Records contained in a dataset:
⟨

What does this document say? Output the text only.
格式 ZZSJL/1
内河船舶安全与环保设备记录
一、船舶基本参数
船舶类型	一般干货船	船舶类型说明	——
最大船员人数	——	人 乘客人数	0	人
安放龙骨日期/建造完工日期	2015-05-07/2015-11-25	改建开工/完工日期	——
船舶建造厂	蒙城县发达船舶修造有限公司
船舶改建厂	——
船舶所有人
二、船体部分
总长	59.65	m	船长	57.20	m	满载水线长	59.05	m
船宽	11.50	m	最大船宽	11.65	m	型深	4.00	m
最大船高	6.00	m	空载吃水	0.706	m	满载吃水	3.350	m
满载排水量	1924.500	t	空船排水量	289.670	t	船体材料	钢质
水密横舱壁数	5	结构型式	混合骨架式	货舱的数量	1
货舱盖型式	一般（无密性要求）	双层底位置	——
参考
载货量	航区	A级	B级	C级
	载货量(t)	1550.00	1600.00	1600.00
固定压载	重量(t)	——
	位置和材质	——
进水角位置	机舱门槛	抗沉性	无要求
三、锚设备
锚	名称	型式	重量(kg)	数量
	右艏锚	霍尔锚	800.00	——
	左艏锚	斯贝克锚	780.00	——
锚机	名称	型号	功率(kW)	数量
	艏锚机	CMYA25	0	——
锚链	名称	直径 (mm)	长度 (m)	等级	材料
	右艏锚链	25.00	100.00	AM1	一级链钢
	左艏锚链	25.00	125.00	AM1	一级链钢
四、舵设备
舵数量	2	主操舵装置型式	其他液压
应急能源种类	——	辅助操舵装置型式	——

⟩

Short task
Your task is to return the full listing exactly as it was given.

Solved problem
What does this document say? Output the text only.
格式 ZZSJL/1
内河船舶安全与环保设备记录
一、船舶基本参数
船舶类型	一般干货船	船舶类型说明	——
最大船员人数	——	人 乘客人数	0	人
安放龙骨日期/建造完工日期	2015-05-07/2015-11-25	改建开工/完工日期	——
船舶建造厂	蒙城县发达船舶修造有限公司
船舶改建厂	——
船舶所有人
二、船体部分
总长	59.65	m	船长	57.20	m	满载水线长	59.05	m
船宽	11.50	m	最大船宽	11.65	m	型深	4.00	m
最大船高	6.00	m	空载吃水	0.706	m	满载吃水	3.350	m
满载排水量	1924.500	t	空船排水量	289.670	t	船体材料	钢质
水密横舱壁数	5	结构型式	混合骨架式	货舱的数量	1
货舱盖型式	一般（无密性要求）	双层底位置	——
参考
载货量	航区	A级	B级	C级
	载货量(t)	1550.00	1600.00	1600.00
固定压载	重量(t)	——
	位置和材质	——
进水角位置	机舱门槛	抗沉性	无要求
三、锚设备
锚	名称	型式	重量(kg)	数量
	右艏锚	霍尔锚	800.00	——
	左艏锚	斯贝克锚	780.00	——
锚机	名称	型号	功率(kW)	数量
	艏锚机	CMYA25	0	——
锚链	名称	直径 (mm)	长度 (m)	等级	材料
	右艏锚链	25.00	100.00	AM1	一级链钢
	左艏锚链	25.00	125.00	AM1	一级链钢
四、舵设备
舵数量	2	主操舵装置型式	其他液压
应急能源种类	——	辅助操舵装置型式	——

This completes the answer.